Extract every record, keeping each one exactly as it is.

Dataset rows >>
++++++++
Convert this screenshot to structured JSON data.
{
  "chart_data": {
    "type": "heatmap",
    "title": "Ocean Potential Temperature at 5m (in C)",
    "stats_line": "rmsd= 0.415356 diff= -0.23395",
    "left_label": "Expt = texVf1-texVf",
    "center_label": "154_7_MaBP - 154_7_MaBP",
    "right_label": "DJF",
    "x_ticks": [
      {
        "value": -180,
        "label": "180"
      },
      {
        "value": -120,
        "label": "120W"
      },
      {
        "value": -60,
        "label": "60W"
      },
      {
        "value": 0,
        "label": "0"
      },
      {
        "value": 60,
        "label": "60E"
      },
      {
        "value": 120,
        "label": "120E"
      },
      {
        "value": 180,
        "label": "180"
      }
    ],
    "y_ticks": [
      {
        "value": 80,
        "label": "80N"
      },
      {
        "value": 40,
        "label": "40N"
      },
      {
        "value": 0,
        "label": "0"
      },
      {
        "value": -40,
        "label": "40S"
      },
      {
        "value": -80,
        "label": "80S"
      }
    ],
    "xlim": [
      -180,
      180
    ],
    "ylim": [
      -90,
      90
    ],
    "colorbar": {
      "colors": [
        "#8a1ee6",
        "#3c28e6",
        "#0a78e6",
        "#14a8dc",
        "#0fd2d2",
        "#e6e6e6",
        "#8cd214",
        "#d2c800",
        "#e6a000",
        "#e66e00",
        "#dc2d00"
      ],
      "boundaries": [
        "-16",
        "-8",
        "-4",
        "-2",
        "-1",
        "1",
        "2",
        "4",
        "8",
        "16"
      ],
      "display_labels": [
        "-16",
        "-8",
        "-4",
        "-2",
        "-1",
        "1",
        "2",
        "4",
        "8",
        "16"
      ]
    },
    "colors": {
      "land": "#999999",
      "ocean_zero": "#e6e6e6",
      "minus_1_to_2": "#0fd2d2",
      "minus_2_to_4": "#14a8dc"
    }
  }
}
++++++++
Answer to this task >>
Convert this screenshot to structured JSON data.
{
  "chart_data": {
    "type": "heatmap",
    "title": "Ocean Potential Temperature at 5m (in C)",
    "stats_line": "rmsd= 0.415356 diff= -0.23395",
    "left_label": "Expt = texVf1-texVf",
    "center_label": "154_7_MaBP - 154_7_MaBP",
    "right_label": "DJF",
    "x_ticks": [
      {
        "value": -180,
        "label": "180"
      },
      {
        "value": -120,
        "label": "120W"
      },
      {
        "value": -60,
        "label": "60W"
      },
      {
        "value": 0,
        "label": "0"
      },
      {
        "value": 60,
        "label": "60E"
      },
      {
        "value": 120,
        "label": "120E"
      },
      {
        "value": 180,
        "label": "180"
      }
    ],
    "y_ticks": [
      {
        "value": 80,
        "label": "80N"
      },
      {
        "value": 40,
        "label": "40N"
      },
      {
        "value": 0,
        "label": "0"
      },
      {
        "value": -40,
        "label": "40S"
      },
      {
        "value": -80,
        "label": "80S"
      }
    ],
    "xlim": [
      -180,
      180
    ],
    "ylim": [
      -90,
      90
    ],
    "colorbar": {
      "colors": [
        "#8a1ee6",
        "#3c28e6",
        "#0a78e6",
        "#14a8dc",
        "#0fd2d2",
        "#e6e6e6",
        "#8cd214",
        "#d2c800",
        "#e6a000",
        "#e66e00",
        "#dc2d00"
      ],
      "boundaries": [
        "-16",
        "-8",
        "-4",
        "-2",
        "-1",
        "1",
        "2",
        "4",
        "8",
        "16"
      ],
      "display_labels": [
        "-16",
        "-8",
        "-4",
        "-2",
        "-1",
        "1",
        "2",
        "4",
        "8",
        "16"
      ]
    },
    "colors": {
      "land": "#999999",
      "ocean_zero": "#e6e6e6",
      "minus_1_to_2": "#0fd2d2",
      "minus_2_to_4": "#14a8dc"
    }
  }
}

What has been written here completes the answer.